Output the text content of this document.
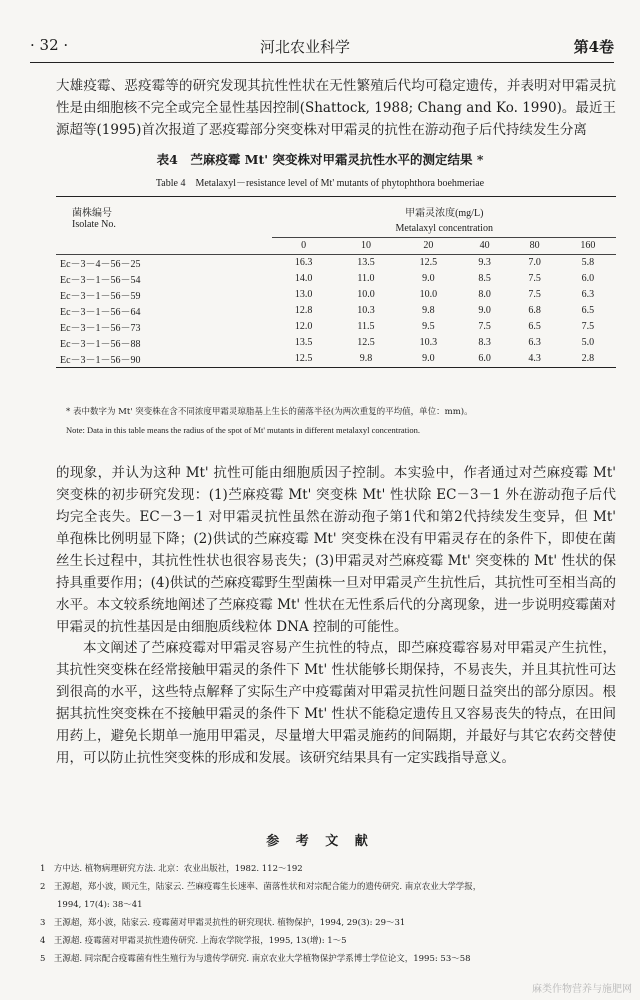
· 32 ·	河北农业科学	第4卷
大雄疫霉、恶疫霉等的研究发现其抗性性状在无性繁殖后代均可稳定遗传，并表明对甲霜灵抗性是由细胞核不完全或完全显性基因控制(Shattock, 1988; Chang and Ko. 1990)。最近王源超等(1995)首次报道了恶疫霉部分突变株对甲霜灵的抗性在游动孢子后代持续发生分离
表4　苎麻疫霉 Mt' 突变株对甲霜灵抗性水平的测定结果 *
Table 4　Metalaxyl－resistance level of Mt' mutants of phytophthora boehmeriae
菌株编号
Isolate No.	甲霜灵浓度(mg/L)					
	Metalaxyl concentration					
	0	10	20	40	80	160
Ec－3－4－56－25	16.3	13.5	12.5	9.3	7.0	5.8
Ec－3－1－56－54	14.0	11.0	9.0	8.5	7.5	6.0
Ec－3－1－56－59	13.0	10.0	10.0	8.0	7.5	6.3
Ec－3－1－56－64	12.8	10.3	9.8	9.0	6.8	6.5
Ec－3－1－56－73	12.0	11.5	9.5	7.5	6.5	7.5
Ec－3－1－56－88	13.5	12.5	10.3	8.3	6.3	5.0
Ec－3－1－56－90	12.5	9.8	9.0	6.0	4.3	2.8
* 表中数字为 Mt' 突变株在含不同浓度甲霜灵琼脂基上生长的菌落半径(为两次重复的平均值，单位：mm)。
Note: Data in this table means the radius of the spot of Mt' mutants in different metalaxyl concentration.
的现象，并认为这种 Mt' 抗性可能由细胞质因子控制。本实验中，作者通过对苎麻疫霉 Mt' 突变株的初步研究发现：(1)苎麻疫霉 Mt' 突变株 Mt' 性状除 EC－3－1 外在游动孢子后代均完全丧失。EC－3－1 对甲霜灵抗性虽然在游动孢子第1代和第2代持续发生变异，但 Mt' 单孢株比例明显下降；(2)供试的苎麻疫霉 Mt' 突变株在没有甲霜灵存在的条件下，即使在菌丝生长过程中，其抗性性状也很容易丧失；(3)甲霜灵对苎麻疫霉 Mt' 突变株的 Mt' 性状的保持具重要作用；(4)供试的苎麻疫霉野生型菌株一旦对甲霜灵产生抗性后，其抗性可至相当高的水平。本文较系统地阐述了苎麻疫霉 Mt' 性状在无性系后代的分离现象，进一步说明疫霉菌对甲霜灵的抗性基因是由细胞质线粒体 DNA 控制的可能性。
本文阐述了苎麻疫霉对甲霜灵容易产生抗性的特点，即苎麻疫霉容易对甲霜灵产生抗性，其抗性突变株在经常接触甲霜灵的条件下 Mt' 性状能够长期保持，不易丧失，并且其抗性可达到很高的水平，这些特点解释了实际生产中疫霉菌对甲霜灵抗性问题日益突出的部分原因。根据其抗性突变株在不接触甲霜灵的条件下 Mt' 性状不能稳定遗传且又容易丧失的特点，在田间用药上，避免长期单一施用甲霜灵，尽量增大甲霜灵施药的间隔期，并最好与其它农药交替使用，可以防止抗性突变株的形成和发展。该研究结果具有一定实践指导意义。
参 考 文 献
1　方中达. 植物病理研究方法. 北京：农业出版社，1982. 112～192
2　王源超，郑小波，顾元生，陆家云. 苎麻疫霉生长速率、菌落性状和对宗配合能力的遗传研究. 南京农业大学学报，
　　1994, 17(4): 38～41
3　王源超，郑小波，陆家云. 疫霉菌对甲霜灵抗性的研究现状. 植物保护，1994, 29(3): 29～31
4　王源超. 疫霉菌对甲霜灵抗性遗传研究. 上海农学院学报，1995, 13(增): 1～5
5　王源超. 同宗配合疫霉菌有性生殖行为与遗传学研究. 南京农业大学植物保护学系博士学位论文，1995: 53～58
麻类作物营养与施肥网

TO BE DONE = Return every line in the listing that contains the word "this".

FINISHED EXERCISE =
Output the text content of this document.
Note: Data in this table means the radius of the spot of Mt' mutants in different metalaxyl concentration.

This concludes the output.